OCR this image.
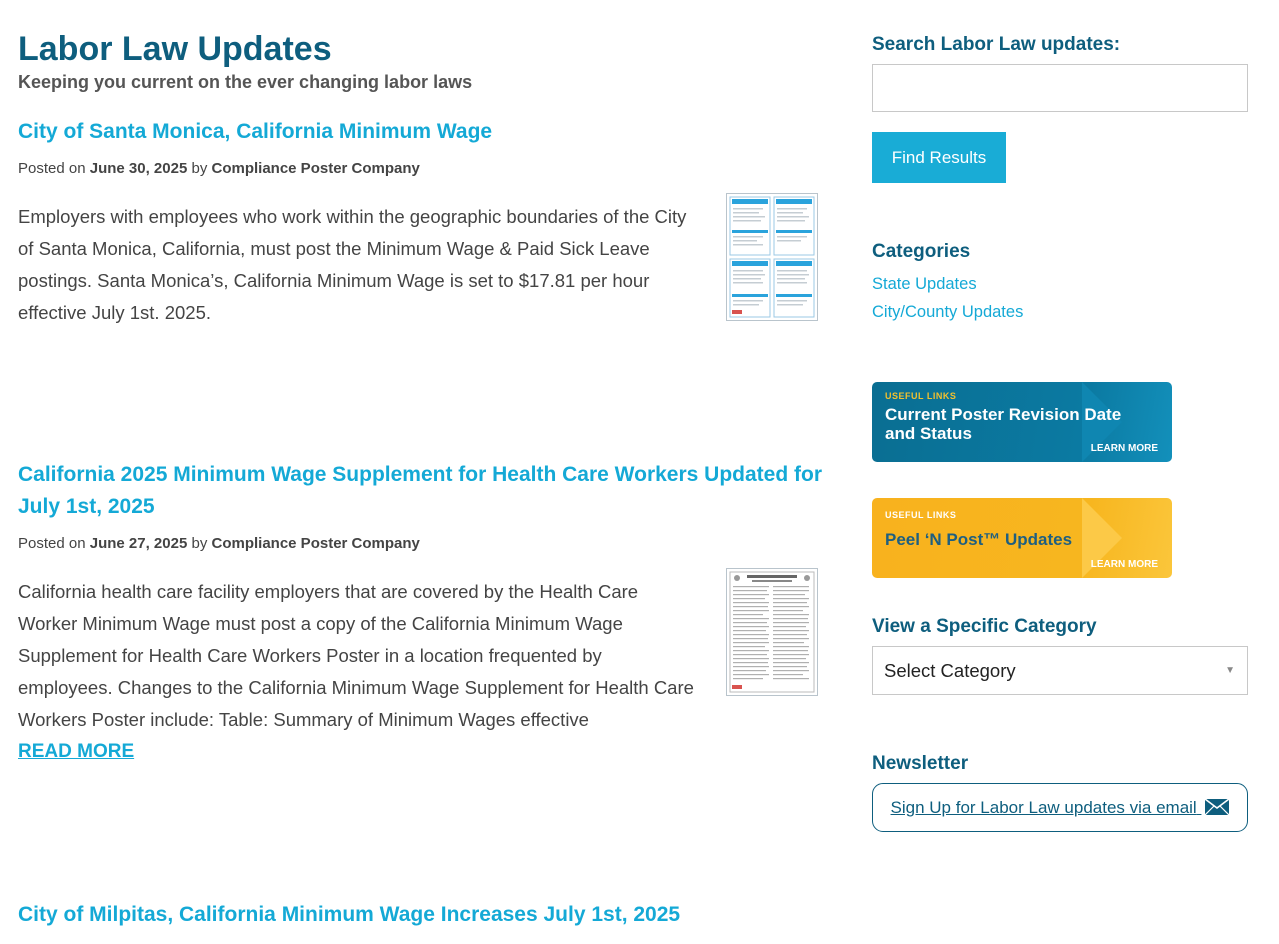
Labor Law Updates

Keeping you current on the ever changing labor laws

City of Santa Monica, California Minimum Wage
Posted on June 30, 2025 by Compliance Poster Company

Employers with employees who work within the geographic boundaries of the City of Santa Monica, California, must post the Minimum Wage & Paid Sick Leave postings. Santa Monica’s, California Minimum Wage is set to $17.81 per hour effective July 1st. 2025.

California 2025 Minimum Wage Supplement for Health Care Workers Updated for July 1st, 2025
Posted on June 27, 2025 by Compliance Poster Company

California health care facility employers that are covered by the Health Care Worker Minimum Wage must post a copy of the California Minimum Wage Supplement for Health Care Workers Poster in a location frequented by employees. Changes to the California Minimum Wage Supplement for Health Care Workers Poster include: Table: Summary of Minimum Wages effective

READ MORE
City of Milpitas, California Minimum Wage Increases July 1st, 2025
Search Labor Law updates:
Find Results
Categories
State Updates
City/County Updates
USEFUL LINKS
Current Poster Revision Date and Status
LEARN MORE
USEFUL LINKS
Peel ‘N Post™ Updates
LEARN MORE
View a Specific Category
Select Category	▼
Newsletter
Sign Up for Labor Law updates via email
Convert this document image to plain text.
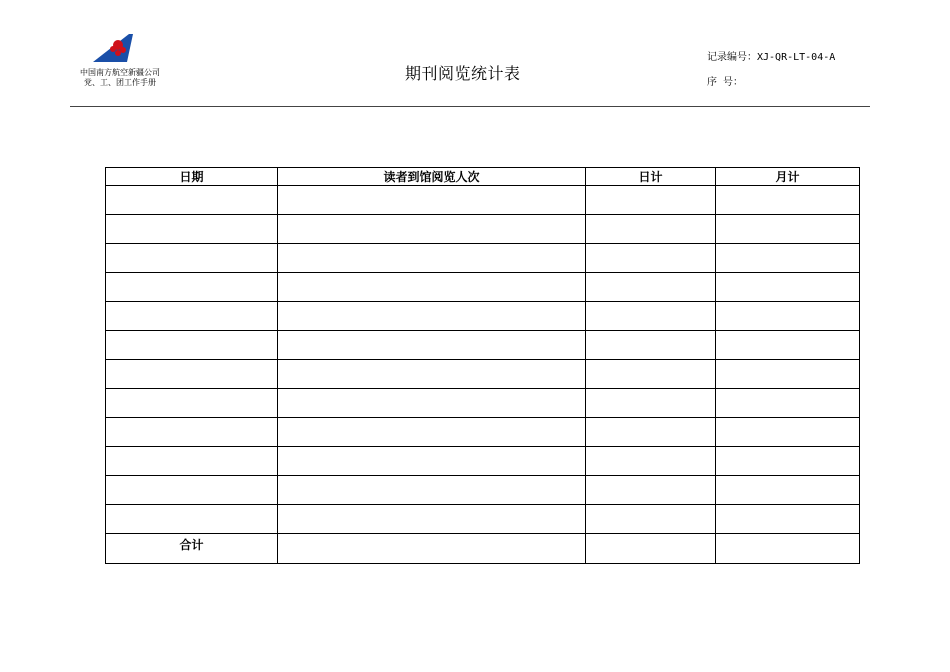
中国南方航空新疆公司
党、工、团工作手册	期刊阅览统计表
记录编号：XJ-QR-LT-04-A
序 号：
日期	读者到馆阅览人次	日计	月计

合计			
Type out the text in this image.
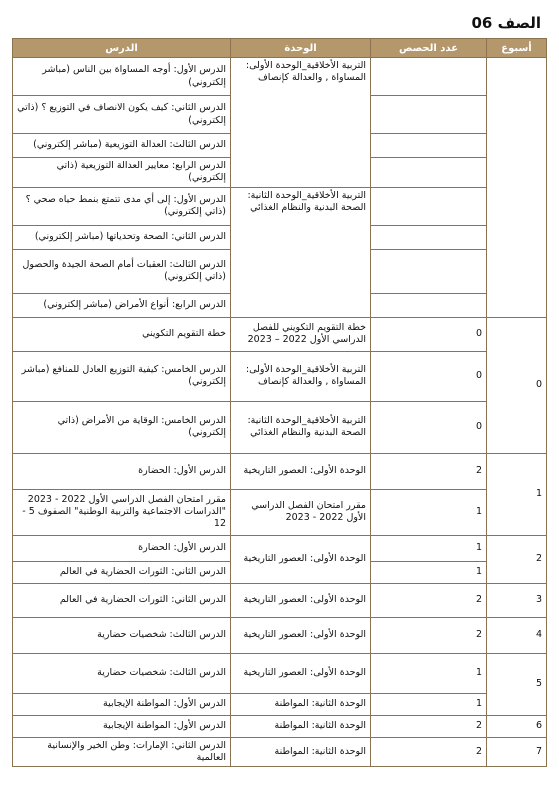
الصف 06
أسبوع	عدد الحصص	الوحدة	الدرس
		التربية الأخلاقية_الوحدة الأولى: المساواة , والعدالة كإنصاف	الدرس الأول: أوجه المساواة بين الناس (مباشر إلكتروني)
			الدرس الثاني: كيف يكون الانصاف في التوزيع ؟ (ذاتي إلكتروني)
			الدرس الثالث: العدالة التوزيعية (مباشر إلكتروني)
			الدرس الرابع: معايير العدالة التوزيعية (ذاتي إلكتروني)
		التربية الأخلاقية_الوحدة الثانية: الصحة البدنية والنظام الغذائي	الدرس الأول: إلى أي مدى تتمتع بنمط حياه صحي ؟ (ذاتي إلكتروني)
			الدرس الثاني: الصحة وتحدياتها (مباشر إلكتروني)
			الدرس الثالث: العقبات أمام الصحة الجيدة والحصول (ذاتي إلكتروني)
			الدرس الرابع: أنواع الأمراض (مباشر إلكتروني)
0	0	خطة التقويم التكويني للفصل الدراسي الأول 2022 – 2023	خطة التقويم التكويني
	0	التربية الأخلاقية_الوحدة الأولى: المساواة , والعدالة كإنصاف	الدرس الخامس: كيفية التوزيع العادل للمنافع (مباشر إلكتروني)
	0	التربية الأخلاقية_الوحدة الثانية: الصحة البدنية والنظام الغذائي	الدرس الخامس: الوقاية من الأمراض (ذاتي إلكتروني)
1	2	الوحدة الأولى: العصور التاريخية	الدرس الأول: الحضارة
	1	مقرر امتحان الفصل الدراسي الأول 2022 - 2023	مقرر امتحان الفصل الدراسي الأول 2022 - 2023 "الدراسات الاجتماعية والتربية الوطنية" الصفوف 5 - 12
2	1	الوحدة الأولى: العصور التاريخية	الدرس الأول: الحضارة
	1		الدرس الثاني: الثورات الحضارية في العالم
3	2	الوحدة الأولى: العصور التاريخية	الدرس الثاني: الثورات الحضارية في العالم
4	2	الوحدة الأولى: العصور التاريخية	الدرس الثالث: شخصيات حضارية
5	1	الوحدة الأولى: العصور التاريخية	الدرس الثالث: شخصيات حضارية
	1	الوحدة الثانية: المواطنة	الدرس الأول: المواطنة الإيجابية
6	2	الوحدة الثانية: المواطنة	الدرس الأول: المواطنة الإيجابية
7	2	الوحدة الثانية: المواطنة	الدرس الثاني: الإمارات: وطن الخير والإنسانية العالمية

══════

**Given problem**
Set down the lines of the records above exactly, apart from the pictures.

**Task solution**
OCR this image.
Labor Law Updates

Keeping you current on the ever changing labor laws

City of Santa Monica, California Minimum Wage
Posted on June 30, 2025 by Compliance Poster Company

Employers with employees who work within the geographic boundaries of the City of Santa Monica, California, must post the Minimum Wage & Paid Sick Leave postings. Santa Monica’s, California Minimum Wage is set to $17.81 per hour effective July 1st. 2025.

California 2025 Minimum Wage Supplement for Health Care Workers Updated for July 1st, 2025
Posted on June 27, 2025 by Compliance Poster Company

California health care facility employers that are covered by the Health Care Worker Minimum Wage must post a copy of the California Minimum Wage Supplement for Health Care Workers Poster in a location frequented by employees. Changes to the California Minimum Wage Supplement for Health Care Workers Poster include: Table: Summary of Minimum Wages effective

READ MORE
City of Milpitas, California Minimum Wage Increases July 1st, 2025
Search Labor Law updates:
Find Results
Categories
State Updates
City/County Updates
USEFUL LINKS
Current Poster Revision Date and Status
LEARN MORE
USEFUL LINKS
Peel ‘N Post™ Updates
LEARN MORE
View a Specific Category
Select Category	▼
Newsletter
Sign Up for Labor Law updates via email
Convert this document image to plain text.
中国南方航空新疆公司
党、工、团工作手册	期刊阅览统计表
记录编号：XJ-QR-LT-04-A
序 号：
日期	读者到馆阅览人次	日计	月计

合计			
Type out the text in this image.
الصف 06
أسبوع	عدد الحصص	الوحدة	الدرس
		التربية الأخلاقية_الوحدة الأولى: المساواة , والعدالة كإنصاف	الدرس الأول: أوجه المساواة بين الناس (مباشر إلكتروني)
			الدرس الثاني: كيف يكون الانصاف في التوزيع ؟ (ذاتي إلكتروني)
			الدرس الثالث: العدالة التوزيعية (مباشر إلكتروني)
			الدرس الرابع: معايير العدالة التوزيعية (ذاتي إلكتروني)
		التربية الأخلاقية_الوحدة الثانية: الصحة البدنية والنظام الغذائي	الدرس الأول: إلى أي مدى تتمتع بنمط حياه صحي ؟ (ذاتي إلكتروني)
			الدرس الثاني: الصحة وتحدياتها (مباشر إلكتروني)
			الدرس الثالث: العقبات أمام الصحة الجيدة والحصول (ذاتي إلكتروني)
			الدرس الرابع: أنواع الأمراض (مباشر إلكتروني)
0	0	خطة التقويم التكويني للفصل الدراسي الأول 2022 – 2023	خطة التقويم التكويني
	0	التربية الأخلاقية_الوحدة الأولى: المساواة , والعدالة كإنصاف	الدرس الخامس: كيفية التوزيع العادل للمنافع (مباشر إلكتروني)
	0	التربية الأخلاقية_الوحدة الثانية: الصحة البدنية والنظام الغذائي	الدرس الخامس: الوقاية من الأمراض (ذاتي إلكتروني)
1	2	الوحدة الأولى: العصور التاريخية	الدرس الأول: الحضارة
	1	مقرر امتحان الفصل الدراسي الأول 2022 - 2023	مقرر امتحان الفصل الدراسي الأول 2022 - 2023 "الدراسات الاجتماعية والتربية الوطنية" الصفوف 5 - 12
2	1	الوحدة الأولى: العصور التاريخية	الدرس الأول: الحضارة
	1		الدرس الثاني: الثورات الحضارية في العالم
3	2	الوحدة الأولى: العصور التاريخية	الدرس الثاني: الثورات الحضارية في العالم
4	2	الوحدة الأولى: العصور التاريخية	الدرس الثالث: شخصيات حضارية
5	1	الوحدة الأولى: العصور التاريخية	الدرس الثالث: شخصيات حضارية
	1	الوحدة الثانية: المواطنة	الدرس الأول: المواطنة الإيجابية
6	2	الوحدة الثانية: المواطنة	الدرس الأول: المواطنة الإيجابية
7	2	الوحدة الثانية: المواطنة	الدرس الثاني: الإمارات: وطن الخير والإنسانية العالمية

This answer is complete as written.